▶ _TASK_: List the lines of this listing that hold the word "colors".

▶ _INPUT_:
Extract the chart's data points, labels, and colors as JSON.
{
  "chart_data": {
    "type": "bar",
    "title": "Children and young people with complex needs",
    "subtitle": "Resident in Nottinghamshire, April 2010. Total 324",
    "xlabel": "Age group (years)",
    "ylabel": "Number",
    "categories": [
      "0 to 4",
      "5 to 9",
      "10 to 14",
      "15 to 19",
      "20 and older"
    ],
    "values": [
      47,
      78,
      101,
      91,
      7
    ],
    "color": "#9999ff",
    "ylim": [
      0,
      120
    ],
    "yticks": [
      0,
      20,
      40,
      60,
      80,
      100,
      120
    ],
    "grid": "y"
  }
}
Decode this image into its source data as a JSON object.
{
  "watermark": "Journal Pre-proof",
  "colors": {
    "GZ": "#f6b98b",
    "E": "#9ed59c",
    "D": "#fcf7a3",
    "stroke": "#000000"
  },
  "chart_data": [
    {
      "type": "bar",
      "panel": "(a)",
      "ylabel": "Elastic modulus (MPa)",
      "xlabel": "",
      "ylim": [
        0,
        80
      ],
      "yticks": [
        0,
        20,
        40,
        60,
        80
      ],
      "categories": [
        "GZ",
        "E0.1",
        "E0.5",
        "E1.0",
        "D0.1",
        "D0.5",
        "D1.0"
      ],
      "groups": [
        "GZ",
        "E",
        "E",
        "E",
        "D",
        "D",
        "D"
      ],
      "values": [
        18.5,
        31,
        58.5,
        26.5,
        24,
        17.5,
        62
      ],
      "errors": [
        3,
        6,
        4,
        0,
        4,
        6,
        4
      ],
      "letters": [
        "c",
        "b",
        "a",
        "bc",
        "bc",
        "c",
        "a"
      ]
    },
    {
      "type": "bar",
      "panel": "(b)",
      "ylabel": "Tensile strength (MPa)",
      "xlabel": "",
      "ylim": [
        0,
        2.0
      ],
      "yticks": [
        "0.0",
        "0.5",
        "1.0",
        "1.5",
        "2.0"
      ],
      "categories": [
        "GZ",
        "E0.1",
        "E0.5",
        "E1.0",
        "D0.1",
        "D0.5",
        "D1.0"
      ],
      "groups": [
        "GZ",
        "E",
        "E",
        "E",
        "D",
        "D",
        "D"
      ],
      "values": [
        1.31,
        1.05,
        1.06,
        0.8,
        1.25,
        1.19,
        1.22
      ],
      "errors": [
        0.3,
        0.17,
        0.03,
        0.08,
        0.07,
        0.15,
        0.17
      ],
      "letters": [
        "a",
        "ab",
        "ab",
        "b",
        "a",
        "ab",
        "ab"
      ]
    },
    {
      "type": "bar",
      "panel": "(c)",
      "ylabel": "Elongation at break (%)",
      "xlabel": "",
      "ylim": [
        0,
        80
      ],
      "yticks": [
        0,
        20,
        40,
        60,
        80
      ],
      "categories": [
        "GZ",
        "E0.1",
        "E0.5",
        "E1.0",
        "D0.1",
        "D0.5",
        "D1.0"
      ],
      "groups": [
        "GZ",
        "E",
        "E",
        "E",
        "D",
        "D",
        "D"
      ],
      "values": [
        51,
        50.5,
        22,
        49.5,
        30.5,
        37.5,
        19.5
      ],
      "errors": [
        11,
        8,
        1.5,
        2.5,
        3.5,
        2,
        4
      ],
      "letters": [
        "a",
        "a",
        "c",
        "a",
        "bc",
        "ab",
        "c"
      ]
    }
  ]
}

▶ _SOLUTION TO THE PROBLEM_:
Extract the chart's data points, labels, and colors as JSON.
  "colors": {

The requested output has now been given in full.